Do this -
Among the entries below, count the lines that contain the word "Access". Write down only the total.

Data excerpts -
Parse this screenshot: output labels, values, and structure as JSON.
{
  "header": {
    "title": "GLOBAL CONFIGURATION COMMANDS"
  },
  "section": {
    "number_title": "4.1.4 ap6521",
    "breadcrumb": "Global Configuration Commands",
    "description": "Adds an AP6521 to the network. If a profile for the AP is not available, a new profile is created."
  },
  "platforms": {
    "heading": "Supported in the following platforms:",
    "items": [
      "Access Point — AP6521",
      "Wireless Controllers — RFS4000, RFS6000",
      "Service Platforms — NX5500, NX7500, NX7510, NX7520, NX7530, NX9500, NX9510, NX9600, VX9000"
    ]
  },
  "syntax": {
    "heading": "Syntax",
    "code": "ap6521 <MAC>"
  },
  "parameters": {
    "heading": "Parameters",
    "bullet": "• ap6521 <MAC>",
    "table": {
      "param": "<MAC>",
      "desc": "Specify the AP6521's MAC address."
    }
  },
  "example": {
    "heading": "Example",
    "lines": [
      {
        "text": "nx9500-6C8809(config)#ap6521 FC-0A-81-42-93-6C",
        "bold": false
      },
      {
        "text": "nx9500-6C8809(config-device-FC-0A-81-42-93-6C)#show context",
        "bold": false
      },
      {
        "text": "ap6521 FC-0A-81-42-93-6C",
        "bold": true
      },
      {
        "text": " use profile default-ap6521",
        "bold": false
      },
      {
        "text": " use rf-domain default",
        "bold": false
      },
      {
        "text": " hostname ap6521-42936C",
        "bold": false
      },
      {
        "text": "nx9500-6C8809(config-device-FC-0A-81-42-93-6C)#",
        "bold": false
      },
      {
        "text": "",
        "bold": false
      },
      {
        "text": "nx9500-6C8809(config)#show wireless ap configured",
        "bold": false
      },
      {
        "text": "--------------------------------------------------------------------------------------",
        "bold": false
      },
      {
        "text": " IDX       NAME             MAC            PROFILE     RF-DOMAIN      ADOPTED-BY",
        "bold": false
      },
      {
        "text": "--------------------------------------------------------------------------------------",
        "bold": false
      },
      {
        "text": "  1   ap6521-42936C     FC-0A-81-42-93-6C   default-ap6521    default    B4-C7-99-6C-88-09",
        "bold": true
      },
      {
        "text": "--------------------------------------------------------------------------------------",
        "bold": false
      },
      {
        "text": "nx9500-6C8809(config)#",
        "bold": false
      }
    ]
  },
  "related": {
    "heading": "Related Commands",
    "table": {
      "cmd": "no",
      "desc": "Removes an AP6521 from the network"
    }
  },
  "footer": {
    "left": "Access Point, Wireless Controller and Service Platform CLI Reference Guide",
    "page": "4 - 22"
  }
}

Full answer -
2